Records shown:
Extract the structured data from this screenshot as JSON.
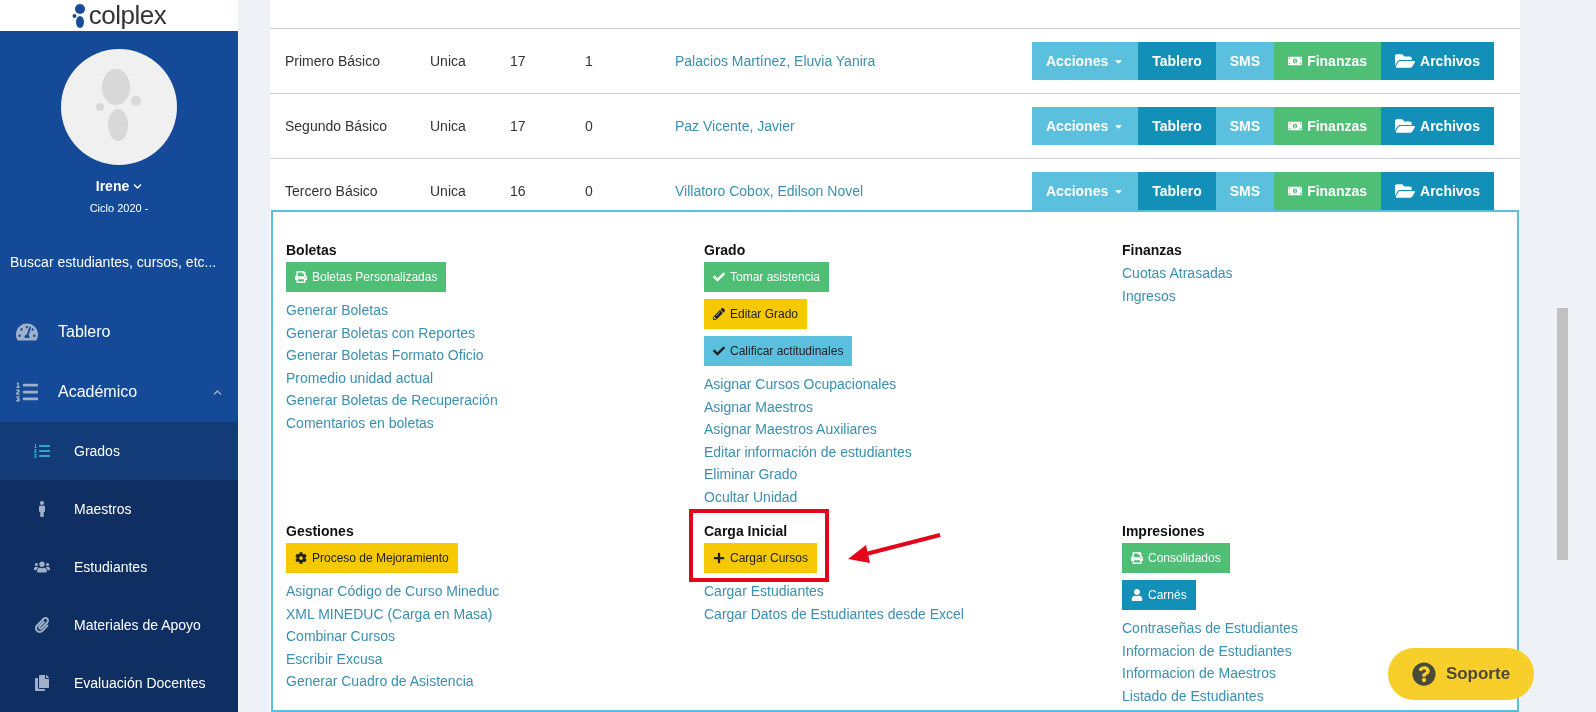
{
  "sidebar": {
    "logo": "colplex",
    "user": {
      "name": "Irene",
      "cycle": "Ciclo 2020 -"
    },
    "search": {
      "placeholder": "Buscar estudiantes, cursos, etc..."
    },
    "items": [
      {
        "label": "Tablero",
        "kind": "gauge"
      },
      {
        "label": "Académico",
        "kind": "list",
        "expanded": true,
        "children": [
          {
            "label": "Grados",
            "kind": "list",
            "selected": true
          },
          {
            "label": "Maestros",
            "kind": "person",
            "selected": false
          },
          {
            "label": "Estudiantes",
            "kind": "group",
            "selected": false
          },
          {
            "label": "Materiales de Apoyo",
            "kind": "clip",
            "selected": false
          },
          {
            "label": "Evaluación Docentes",
            "kind": "copy",
            "selected": false
          }
        ]
      }
    ]
  },
  "table": {
    "rows": [
      {
        "grade": "Primero Básico",
        "section": "Unica",
        "students": "17",
        "column_4": "1",
        "teacher": "Palacios Martínez, Eluvia Yanira",
        "expanded": false,
        "actions": [
          {
            "label": "Acciones",
            "kind": "dropdown",
            "color": "#5bc0de"
          },
          {
            "label": "Tablero",
            "kind": "plain",
            "color": "#1390b8"
          },
          {
            "label": "SMS",
            "kind": "plain",
            "color": "#5bc0de"
          },
          {
            "label": "Finanzas",
            "kind": "money",
            "color": "#4fbf75"
          },
          {
            "label": "Archivos",
            "kind": "folder",
            "color": "#1390b8"
          }
        ]
      },
      {
        "grade": "Segundo Básico",
        "section": "Unica",
        "students": "17",
        "column_4": "0",
        "teacher": "Paz Vicente, Javier",
        "expanded": false,
        "actions": [
          {
            "label": "Acciones",
            "kind": "dropdown",
            "color": "#5bc0de"
          },
          {
            "label": "Tablero",
            "kind": "plain",
            "color": "#1390b8"
          },
          {
            "label": "SMS",
            "kind": "plain",
            "color": "#5bc0de"
          },
          {
            "label": "Finanzas",
            "kind": "money",
            "color": "#4fbf75"
          },
          {
            "label": "Archivos",
            "kind": "folder",
            "color": "#1390b8"
          }
        ]
      },
      {
        "grade": "Tercero Básico",
        "section": "Unica",
        "students": "16",
        "column_4": "0",
        "teacher": "Villatoro Cobox, Edilson Novel",
        "expanded": true,
        "actions": [
          {
            "label": "Acciones",
            "kind": "dropdown",
            "color": "#5bc0de"
          },
          {
            "label": "Tablero",
            "kind": "plain",
            "color": "#1390b8"
          },
          {
            "label": "SMS",
            "kind": "plain",
            "color": "#5bc0de"
          },
          {
            "label": "Finanzas",
            "kind": "money",
            "color": "#4fbf75"
          },
          {
            "label": "Archivos",
            "kind": "folder",
            "color": "#1390b8"
          }
        ]
      }
    ]
  },
  "details": {
    "sections": [
      {
        "title": "Boletas",
        "buttons": [
          {
            "label": "Boletas Personalizadas",
            "kind": "print",
            "color": "#4fbf75"
          }
        ],
        "links": [
          "Generar Boletas",
          "Generar Boletas con Reportes",
          "Generar Boletas Formato Oficio",
          "Promedio unidad actual",
          "Generar Boletas de Recuperación",
          "Comentarios en boletas"
        ]
      },
      {
        "title": "Grado",
        "buttons": [
          {
            "label": "Tomar asistencia",
            "kind": "check",
            "color": "#4fbf75"
          },
          {
            "label": "Editar Grado",
            "kind": "pencil",
            "color": "#f5c800"
          },
          {
            "label": "Calificar actitudinales",
            "kind": "check",
            "color": "#5bc0de"
          }
        ],
        "links": [
          "Asignar Cursos Ocupacionales",
          "Asignar Maestros",
          "Asignar Maestros Auxiliares",
          "Editar información de estudiantes",
          "Eliminar Grado",
          "Ocultar Unidad"
        ]
      },
      {
        "title": "Finanzas",
        "links": [
          "Cuotas Atrasadas",
          "Ingresos"
        ]
      },
      {
        "title": "Gestiones",
        "buttons": [
          {
            "label": "Proceso de Mejoramiento",
            "kind": "gear",
            "color": "#f5c800"
          }
        ],
        "links": [
          "Asignar Código de Curso Mineduc",
          "XML MINEDUC (Carga en Masa)",
          "Combinar Cursos",
          "Escribir Excusa",
          "Generar Cuadro de Asistencia"
        ]
      },
      {
        "title": "Carga Inicial",
        "highlighted": true,
        "buttons": [
          {
            "label": "Cargar Cursos",
            "kind": "plus",
            "color": "#f5c800"
          }
        ],
        "links": [
          "Cargar Estudiantes",
          "Cargar Datos de Estudiantes desde Excel"
        ]
      },
      {
        "title": "Impresiones",
        "buttons": [
          {
            "label": "Consolidados",
            "kind": "print",
            "color": "#4fbf75"
          },
          {
            "label": "Carnés",
            "kind": "user",
            "color": "#1390b8"
          }
        ],
        "links": [
          "Contraseñas de Estudiantes",
          "Informacion de Estudiantes",
          "Informacion de Maestros",
          "Listado de Estudiantes"
        ]
      }
    ]
  },
  "support_button": {
    "label": "Soporte"
  }
}
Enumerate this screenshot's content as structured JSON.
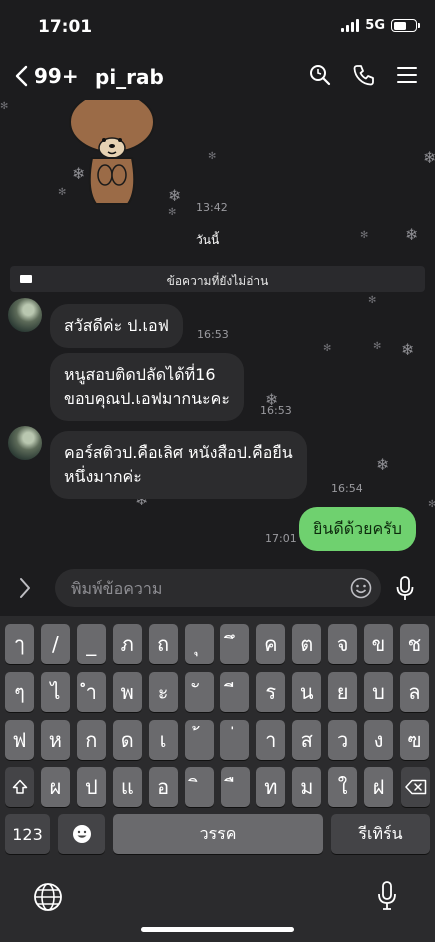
{
  "status_bar": {
    "time": "17:01",
    "network": "5G"
  },
  "header": {
    "back_count": "99+",
    "title": "pi_rab"
  },
  "chat": {
    "sticker_time": "13:42",
    "date_label": "วันนี้",
    "unread_label": "ข้อความที่ยังไม่อ่าน",
    "messages": [
      {
        "text": "สวัสดีค่ะ ป.เอฟ",
        "time": "16:53"
      },
      {
        "line1": "หนูสอบติดปลัดได้ที่16",
        "line2": "ขอบคุณป.เอฟมากนะคะ",
        "time": "16:53"
      },
      {
        "line1": "คอร์สติวป.คือเลิศ หนังสือป.คือยืน",
        "line2": "หนึ่งมากค่ะ",
        "time": "16:54"
      },
      {
        "text": "ยินดีด้วยครับ",
        "time": "17:01"
      }
    ]
  },
  "input": {
    "placeholder": "พิมพ์ข้อความ"
  },
  "keyboard": {
    "row1": [
      "ๅ",
      "/",
      "_",
      "ภ",
      "ถ",
      "ุ",
      "ึ",
      "ค",
      "ต",
      "จ",
      "ข",
      "ช"
    ],
    "row2": [
      "ๆ",
      "ไ",
      "ำ",
      "พ",
      "ะ",
      "ั",
      "ี",
      "ร",
      "น",
      "ย",
      "บ",
      "ล"
    ],
    "row3": [
      "ฟ",
      "ห",
      "ก",
      "ด",
      "เ",
      "้",
      "่",
      "า",
      "ส",
      "ว",
      "ง",
      "ฃ"
    ],
    "row4": [
      "ผ",
      "ป",
      "แ",
      "อ",
      "ิ",
      "ื",
      "ท",
      "ม",
      "ใ",
      "ฝ"
    ],
    "numbers_label": "123",
    "space_label": "วรรค",
    "return_label": "รีเทิร์น"
  },
  "colors": {
    "own_bubble": "#6fd16f",
    "incoming_bubble": "#2c2c2e",
    "background": "#1c1c1e"
  }
}
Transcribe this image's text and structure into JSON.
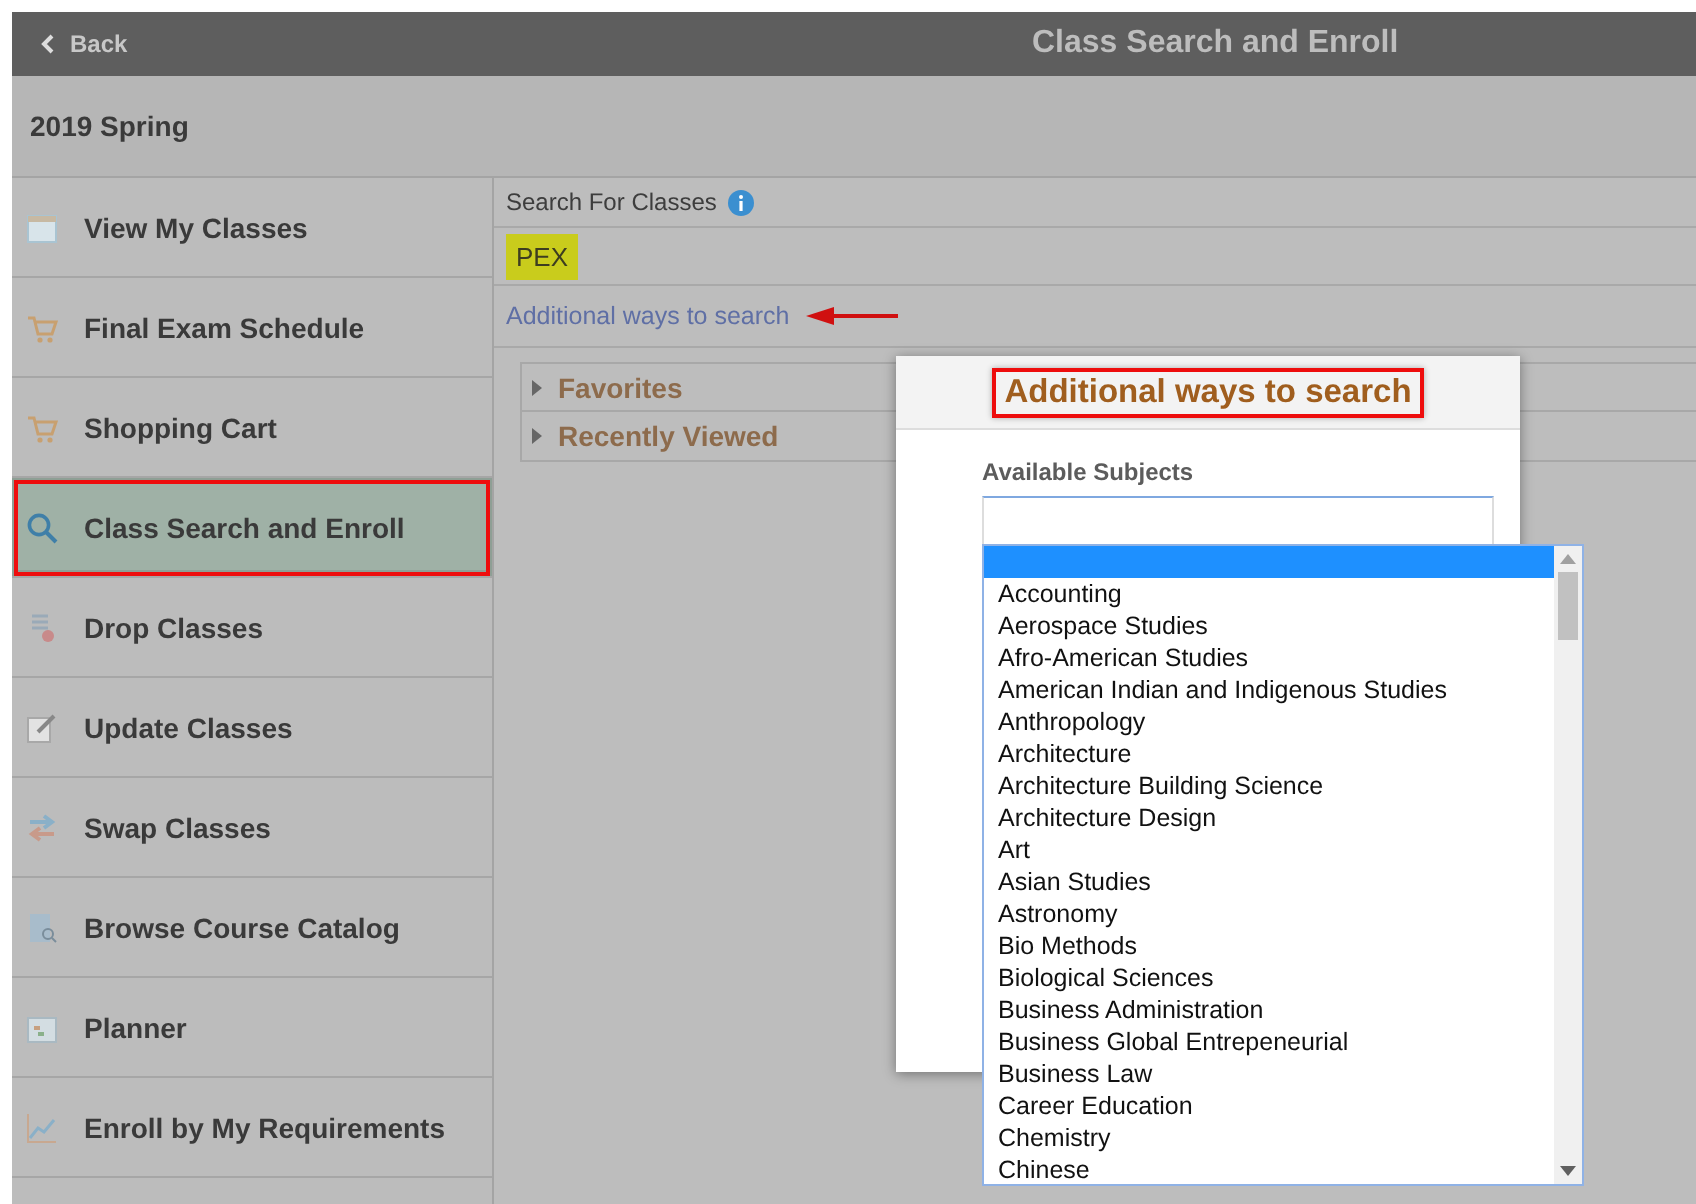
{
  "header": {
    "back": "Back",
    "title": "Class Search and Enroll"
  },
  "term": "2019 Spring",
  "sidebar": {
    "items": [
      {
        "label": "View My Classes",
        "selected": false
      },
      {
        "label": "Final Exam Schedule",
        "selected": false
      },
      {
        "label": "Shopping Cart",
        "selected": false
      },
      {
        "label": "Class Search and Enroll",
        "selected": true
      },
      {
        "label": "Drop Classes",
        "selected": false
      },
      {
        "label": "Update Classes",
        "selected": false
      },
      {
        "label": "Swap Classes",
        "selected": false
      },
      {
        "label": "Browse Course Catalog",
        "selected": false
      },
      {
        "label": "Planner",
        "selected": false
      },
      {
        "label": "Enroll by My Requirements",
        "selected": false
      }
    ]
  },
  "search": {
    "label": "Search For Classes",
    "value": "PEX",
    "link": "Additional ways to search"
  },
  "sections": [
    {
      "label": "Favorites",
      "expanded": false
    },
    {
      "label": "Recently Viewed",
      "expanded": false
    }
  ],
  "dialog": {
    "title": "Additional ways to search",
    "field_label": "Available Subjects",
    "blank_option_selected": true,
    "options": [
      {
        "label": "Accounting",
        "selected": false
      },
      {
        "label": "Aerospace Studies",
        "selected": false
      },
      {
        "label": "Afro-American Studies",
        "selected": false
      },
      {
        "label": "American Indian and Indigenous Studies",
        "selected": false
      },
      {
        "label": "Anthropology",
        "selected": false
      },
      {
        "label": "Architecture",
        "selected": false
      },
      {
        "label": "Architecture Building Science",
        "selected": false
      },
      {
        "label": "Architecture Design",
        "selected": false
      },
      {
        "label": "Art",
        "selected": false
      },
      {
        "label": "Asian Studies",
        "selected": false
      },
      {
        "label": "Astronomy",
        "selected": false
      },
      {
        "label": "Bio Methods",
        "selected": false
      },
      {
        "label": "Biological Sciences",
        "selected": false
      },
      {
        "label": "Business Administration",
        "selected": false
      },
      {
        "label": "Business Global Entrepeneurial",
        "selected": false
      },
      {
        "label": "Business Law",
        "selected": false
      },
      {
        "label": "Career Education",
        "selected": false
      },
      {
        "label": "Chemistry",
        "selected": false
      },
      {
        "label": "Chinese",
        "selected": false
      }
    ]
  }
}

Work instructions: From the entries above, copy every line where the word "Architecture" shows up.

Full solution:
        "label": "Architecture",
        "label": "Architecture Building Science",
        "label": "Architecture Design",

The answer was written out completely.